Exercise brief: Gather every line that includes the word "content", please.
Start of Exercise data
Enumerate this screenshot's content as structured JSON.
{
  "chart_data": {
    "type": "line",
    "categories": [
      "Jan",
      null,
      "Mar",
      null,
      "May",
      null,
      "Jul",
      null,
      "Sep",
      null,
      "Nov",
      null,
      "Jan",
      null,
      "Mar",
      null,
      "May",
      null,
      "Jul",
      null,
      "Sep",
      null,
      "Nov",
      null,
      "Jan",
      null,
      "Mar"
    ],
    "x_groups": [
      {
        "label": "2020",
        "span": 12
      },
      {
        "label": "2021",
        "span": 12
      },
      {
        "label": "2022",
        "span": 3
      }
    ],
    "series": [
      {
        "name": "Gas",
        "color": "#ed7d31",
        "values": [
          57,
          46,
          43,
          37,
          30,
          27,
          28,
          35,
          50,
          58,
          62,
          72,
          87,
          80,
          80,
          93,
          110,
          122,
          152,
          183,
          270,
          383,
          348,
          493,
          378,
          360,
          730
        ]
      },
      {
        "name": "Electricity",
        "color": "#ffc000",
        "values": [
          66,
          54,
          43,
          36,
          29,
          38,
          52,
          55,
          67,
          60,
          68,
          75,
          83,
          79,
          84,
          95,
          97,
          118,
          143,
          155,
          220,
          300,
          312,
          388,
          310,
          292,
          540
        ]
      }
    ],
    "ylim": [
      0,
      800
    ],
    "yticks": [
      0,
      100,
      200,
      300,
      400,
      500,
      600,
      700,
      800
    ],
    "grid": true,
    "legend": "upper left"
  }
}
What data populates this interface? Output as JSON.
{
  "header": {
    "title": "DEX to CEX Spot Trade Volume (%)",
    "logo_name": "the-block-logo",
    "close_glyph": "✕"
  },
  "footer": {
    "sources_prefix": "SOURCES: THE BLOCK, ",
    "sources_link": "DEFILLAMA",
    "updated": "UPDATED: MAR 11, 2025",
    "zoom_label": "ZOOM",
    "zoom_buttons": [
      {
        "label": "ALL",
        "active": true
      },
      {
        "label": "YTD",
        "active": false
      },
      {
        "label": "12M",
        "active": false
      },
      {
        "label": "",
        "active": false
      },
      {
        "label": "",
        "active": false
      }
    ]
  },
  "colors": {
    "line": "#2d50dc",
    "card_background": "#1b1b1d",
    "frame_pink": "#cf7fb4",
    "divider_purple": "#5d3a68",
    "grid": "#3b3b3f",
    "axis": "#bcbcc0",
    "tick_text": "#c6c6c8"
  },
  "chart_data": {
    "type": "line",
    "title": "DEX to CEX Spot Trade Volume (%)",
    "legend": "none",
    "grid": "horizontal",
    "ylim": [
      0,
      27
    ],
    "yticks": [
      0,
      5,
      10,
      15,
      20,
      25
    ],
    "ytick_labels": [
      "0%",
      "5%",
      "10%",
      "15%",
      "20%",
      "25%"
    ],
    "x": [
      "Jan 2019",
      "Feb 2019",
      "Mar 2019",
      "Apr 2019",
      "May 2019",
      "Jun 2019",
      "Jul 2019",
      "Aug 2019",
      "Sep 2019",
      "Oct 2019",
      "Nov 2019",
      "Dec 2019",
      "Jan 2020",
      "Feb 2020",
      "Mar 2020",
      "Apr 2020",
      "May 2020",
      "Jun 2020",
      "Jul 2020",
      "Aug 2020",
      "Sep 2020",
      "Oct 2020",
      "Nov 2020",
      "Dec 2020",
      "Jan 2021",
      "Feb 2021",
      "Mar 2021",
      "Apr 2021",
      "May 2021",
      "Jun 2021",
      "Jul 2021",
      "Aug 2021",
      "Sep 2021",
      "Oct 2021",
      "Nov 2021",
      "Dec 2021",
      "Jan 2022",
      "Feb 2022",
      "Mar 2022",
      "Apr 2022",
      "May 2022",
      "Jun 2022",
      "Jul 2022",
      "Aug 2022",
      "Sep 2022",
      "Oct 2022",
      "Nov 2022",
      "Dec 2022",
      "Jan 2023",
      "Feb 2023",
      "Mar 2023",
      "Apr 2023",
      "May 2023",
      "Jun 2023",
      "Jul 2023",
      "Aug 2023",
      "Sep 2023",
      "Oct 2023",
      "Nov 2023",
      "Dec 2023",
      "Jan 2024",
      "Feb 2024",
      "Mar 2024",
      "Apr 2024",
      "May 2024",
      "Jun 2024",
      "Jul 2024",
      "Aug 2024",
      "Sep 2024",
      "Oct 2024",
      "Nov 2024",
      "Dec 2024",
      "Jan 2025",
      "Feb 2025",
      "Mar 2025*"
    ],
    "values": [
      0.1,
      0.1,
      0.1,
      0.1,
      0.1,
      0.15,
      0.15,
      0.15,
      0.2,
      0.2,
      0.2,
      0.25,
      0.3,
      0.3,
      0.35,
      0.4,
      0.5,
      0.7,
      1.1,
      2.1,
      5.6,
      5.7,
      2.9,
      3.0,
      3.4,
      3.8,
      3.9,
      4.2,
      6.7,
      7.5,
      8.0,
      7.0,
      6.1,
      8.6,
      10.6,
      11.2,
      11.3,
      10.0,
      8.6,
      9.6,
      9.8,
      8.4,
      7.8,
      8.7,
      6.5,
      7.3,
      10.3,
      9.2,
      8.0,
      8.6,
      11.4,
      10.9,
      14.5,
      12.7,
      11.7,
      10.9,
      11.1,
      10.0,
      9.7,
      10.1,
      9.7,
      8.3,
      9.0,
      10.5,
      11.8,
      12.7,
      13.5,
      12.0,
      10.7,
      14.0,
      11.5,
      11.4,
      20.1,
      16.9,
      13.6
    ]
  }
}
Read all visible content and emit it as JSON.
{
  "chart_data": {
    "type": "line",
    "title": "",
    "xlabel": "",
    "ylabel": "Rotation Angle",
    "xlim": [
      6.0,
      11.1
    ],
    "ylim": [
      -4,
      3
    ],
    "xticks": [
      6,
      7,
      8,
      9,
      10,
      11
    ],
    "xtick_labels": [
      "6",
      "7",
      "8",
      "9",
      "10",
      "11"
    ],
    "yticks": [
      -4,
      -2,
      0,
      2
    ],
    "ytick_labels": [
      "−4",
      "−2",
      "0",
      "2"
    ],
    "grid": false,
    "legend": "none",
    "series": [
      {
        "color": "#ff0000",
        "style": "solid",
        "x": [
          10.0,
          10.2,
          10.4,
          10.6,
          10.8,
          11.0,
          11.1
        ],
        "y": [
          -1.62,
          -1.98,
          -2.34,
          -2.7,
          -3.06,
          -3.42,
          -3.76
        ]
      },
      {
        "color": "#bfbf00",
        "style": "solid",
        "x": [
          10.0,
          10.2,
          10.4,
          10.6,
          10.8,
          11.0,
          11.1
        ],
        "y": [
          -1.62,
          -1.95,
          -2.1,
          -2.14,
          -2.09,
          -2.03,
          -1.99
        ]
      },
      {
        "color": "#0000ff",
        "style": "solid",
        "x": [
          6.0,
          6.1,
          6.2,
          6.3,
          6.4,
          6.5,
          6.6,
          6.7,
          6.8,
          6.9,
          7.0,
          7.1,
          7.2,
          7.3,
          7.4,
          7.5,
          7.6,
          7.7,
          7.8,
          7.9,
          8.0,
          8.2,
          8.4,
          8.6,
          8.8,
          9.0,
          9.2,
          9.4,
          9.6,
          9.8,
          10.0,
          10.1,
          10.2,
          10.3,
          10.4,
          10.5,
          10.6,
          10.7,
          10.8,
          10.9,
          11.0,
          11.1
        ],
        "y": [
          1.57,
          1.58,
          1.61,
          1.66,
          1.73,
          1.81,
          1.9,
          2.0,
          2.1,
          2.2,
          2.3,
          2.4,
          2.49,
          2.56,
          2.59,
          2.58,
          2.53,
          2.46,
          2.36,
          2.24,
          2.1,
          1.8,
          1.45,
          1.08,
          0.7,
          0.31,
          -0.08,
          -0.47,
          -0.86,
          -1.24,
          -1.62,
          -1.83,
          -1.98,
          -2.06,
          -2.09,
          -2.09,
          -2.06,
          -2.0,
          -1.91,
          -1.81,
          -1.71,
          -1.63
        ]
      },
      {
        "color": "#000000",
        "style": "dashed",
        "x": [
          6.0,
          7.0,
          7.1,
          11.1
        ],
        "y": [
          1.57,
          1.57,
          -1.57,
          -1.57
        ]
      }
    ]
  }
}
End of Exercise data
Task solution:
Enumerate this screenshot's content as structured JSON.
Read all visible content and emit it as JSON.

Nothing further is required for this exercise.